---- INPUT DATA

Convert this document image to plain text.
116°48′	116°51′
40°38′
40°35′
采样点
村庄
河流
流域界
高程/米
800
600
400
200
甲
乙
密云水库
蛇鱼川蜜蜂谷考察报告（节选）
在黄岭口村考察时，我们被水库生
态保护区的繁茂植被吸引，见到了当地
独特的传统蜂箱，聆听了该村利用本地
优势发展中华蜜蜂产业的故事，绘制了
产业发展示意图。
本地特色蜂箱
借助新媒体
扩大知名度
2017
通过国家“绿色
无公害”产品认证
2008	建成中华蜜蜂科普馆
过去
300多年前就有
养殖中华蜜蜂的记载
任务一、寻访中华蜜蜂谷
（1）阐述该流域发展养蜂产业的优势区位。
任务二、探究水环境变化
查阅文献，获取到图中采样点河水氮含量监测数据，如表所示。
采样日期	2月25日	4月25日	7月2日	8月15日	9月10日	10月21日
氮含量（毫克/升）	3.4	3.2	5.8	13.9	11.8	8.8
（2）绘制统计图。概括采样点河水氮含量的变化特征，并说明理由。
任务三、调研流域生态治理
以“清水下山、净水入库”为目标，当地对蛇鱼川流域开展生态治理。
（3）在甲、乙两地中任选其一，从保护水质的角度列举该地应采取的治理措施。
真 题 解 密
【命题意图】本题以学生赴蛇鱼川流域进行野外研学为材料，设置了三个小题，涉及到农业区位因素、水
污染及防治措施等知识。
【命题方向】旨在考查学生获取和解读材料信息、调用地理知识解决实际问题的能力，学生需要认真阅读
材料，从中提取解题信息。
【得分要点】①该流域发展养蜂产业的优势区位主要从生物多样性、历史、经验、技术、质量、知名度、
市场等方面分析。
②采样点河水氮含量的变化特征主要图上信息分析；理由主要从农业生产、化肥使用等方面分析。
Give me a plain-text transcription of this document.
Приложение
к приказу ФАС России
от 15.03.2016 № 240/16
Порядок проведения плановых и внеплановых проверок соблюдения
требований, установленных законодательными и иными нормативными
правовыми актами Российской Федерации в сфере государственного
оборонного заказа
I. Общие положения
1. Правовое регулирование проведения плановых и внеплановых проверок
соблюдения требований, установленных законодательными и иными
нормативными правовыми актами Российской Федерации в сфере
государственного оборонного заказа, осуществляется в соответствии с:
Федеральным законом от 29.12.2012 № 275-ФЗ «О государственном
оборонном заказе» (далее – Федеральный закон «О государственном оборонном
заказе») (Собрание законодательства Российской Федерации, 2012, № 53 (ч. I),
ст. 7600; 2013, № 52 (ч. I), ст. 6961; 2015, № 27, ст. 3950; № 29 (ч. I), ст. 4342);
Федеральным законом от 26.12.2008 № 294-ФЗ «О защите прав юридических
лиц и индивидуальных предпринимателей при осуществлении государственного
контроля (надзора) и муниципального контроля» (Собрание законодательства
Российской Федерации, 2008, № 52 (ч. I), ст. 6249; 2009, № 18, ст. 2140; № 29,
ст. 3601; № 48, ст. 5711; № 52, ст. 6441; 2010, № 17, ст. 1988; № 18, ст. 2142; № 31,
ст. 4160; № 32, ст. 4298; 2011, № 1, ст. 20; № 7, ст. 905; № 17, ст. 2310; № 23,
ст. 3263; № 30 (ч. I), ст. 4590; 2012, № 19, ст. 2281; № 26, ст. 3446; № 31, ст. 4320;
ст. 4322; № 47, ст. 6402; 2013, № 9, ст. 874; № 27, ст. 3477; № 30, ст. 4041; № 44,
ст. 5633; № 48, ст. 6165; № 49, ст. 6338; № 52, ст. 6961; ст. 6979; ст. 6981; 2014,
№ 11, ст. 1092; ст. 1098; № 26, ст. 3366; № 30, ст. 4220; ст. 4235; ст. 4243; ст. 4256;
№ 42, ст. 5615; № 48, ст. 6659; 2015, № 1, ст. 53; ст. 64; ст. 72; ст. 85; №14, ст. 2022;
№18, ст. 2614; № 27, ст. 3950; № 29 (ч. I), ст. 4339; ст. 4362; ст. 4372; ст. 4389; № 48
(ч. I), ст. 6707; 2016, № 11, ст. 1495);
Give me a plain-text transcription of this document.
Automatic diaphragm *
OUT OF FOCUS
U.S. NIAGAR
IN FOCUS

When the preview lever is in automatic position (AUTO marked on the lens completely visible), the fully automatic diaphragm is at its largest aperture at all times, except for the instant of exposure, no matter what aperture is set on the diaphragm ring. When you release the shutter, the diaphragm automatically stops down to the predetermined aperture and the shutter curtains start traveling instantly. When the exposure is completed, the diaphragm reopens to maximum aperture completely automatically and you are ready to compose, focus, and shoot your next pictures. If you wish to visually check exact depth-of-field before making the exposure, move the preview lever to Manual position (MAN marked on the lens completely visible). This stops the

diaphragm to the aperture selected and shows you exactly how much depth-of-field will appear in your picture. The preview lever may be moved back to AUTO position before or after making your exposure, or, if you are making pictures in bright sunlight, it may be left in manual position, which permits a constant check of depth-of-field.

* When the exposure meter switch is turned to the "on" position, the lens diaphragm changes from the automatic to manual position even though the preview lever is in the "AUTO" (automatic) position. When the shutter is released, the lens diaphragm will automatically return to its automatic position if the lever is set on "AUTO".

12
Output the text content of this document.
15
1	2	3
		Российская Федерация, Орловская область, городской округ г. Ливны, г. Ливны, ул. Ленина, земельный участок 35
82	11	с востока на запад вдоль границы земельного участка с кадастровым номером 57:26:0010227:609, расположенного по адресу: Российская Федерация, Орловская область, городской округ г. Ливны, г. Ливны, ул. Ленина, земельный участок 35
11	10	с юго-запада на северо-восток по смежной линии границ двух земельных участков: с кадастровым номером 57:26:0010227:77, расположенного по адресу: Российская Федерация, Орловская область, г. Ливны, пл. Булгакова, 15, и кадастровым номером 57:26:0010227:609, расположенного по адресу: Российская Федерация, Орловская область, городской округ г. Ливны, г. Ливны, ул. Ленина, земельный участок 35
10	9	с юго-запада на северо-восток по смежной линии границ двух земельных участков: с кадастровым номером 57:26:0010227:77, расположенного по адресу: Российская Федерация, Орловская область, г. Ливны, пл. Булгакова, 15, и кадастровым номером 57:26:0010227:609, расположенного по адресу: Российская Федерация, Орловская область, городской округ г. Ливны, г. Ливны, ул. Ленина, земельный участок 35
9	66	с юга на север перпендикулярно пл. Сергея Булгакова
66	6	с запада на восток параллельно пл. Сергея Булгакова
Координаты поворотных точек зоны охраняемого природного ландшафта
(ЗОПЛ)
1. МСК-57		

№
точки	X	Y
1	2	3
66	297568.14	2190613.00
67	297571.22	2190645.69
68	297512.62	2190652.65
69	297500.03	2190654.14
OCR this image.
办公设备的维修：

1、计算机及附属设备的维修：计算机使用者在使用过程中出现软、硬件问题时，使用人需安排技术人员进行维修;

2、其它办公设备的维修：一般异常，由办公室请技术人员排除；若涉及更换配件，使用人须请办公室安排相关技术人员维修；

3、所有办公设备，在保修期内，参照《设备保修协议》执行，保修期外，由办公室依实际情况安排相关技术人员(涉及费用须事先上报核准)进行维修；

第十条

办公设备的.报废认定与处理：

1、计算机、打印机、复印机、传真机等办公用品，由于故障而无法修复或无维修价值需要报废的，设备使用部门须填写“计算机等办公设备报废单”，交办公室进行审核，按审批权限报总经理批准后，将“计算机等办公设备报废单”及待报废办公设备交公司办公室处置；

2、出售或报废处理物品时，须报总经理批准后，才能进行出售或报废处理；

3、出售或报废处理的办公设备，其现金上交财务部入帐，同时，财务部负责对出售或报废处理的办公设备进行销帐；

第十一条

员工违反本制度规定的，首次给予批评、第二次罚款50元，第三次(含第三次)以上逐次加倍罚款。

--------

- TASK DIRECTIONS
Check each line of the records for the word "заказе", and show the lines that contain it.

- THE OUTPUT
оборонном заказе» (далее – Федеральный закон «О государственном оборонном
заказе») (Собрание законодательства Российской Федерации, 2012, № 53 (ч. I),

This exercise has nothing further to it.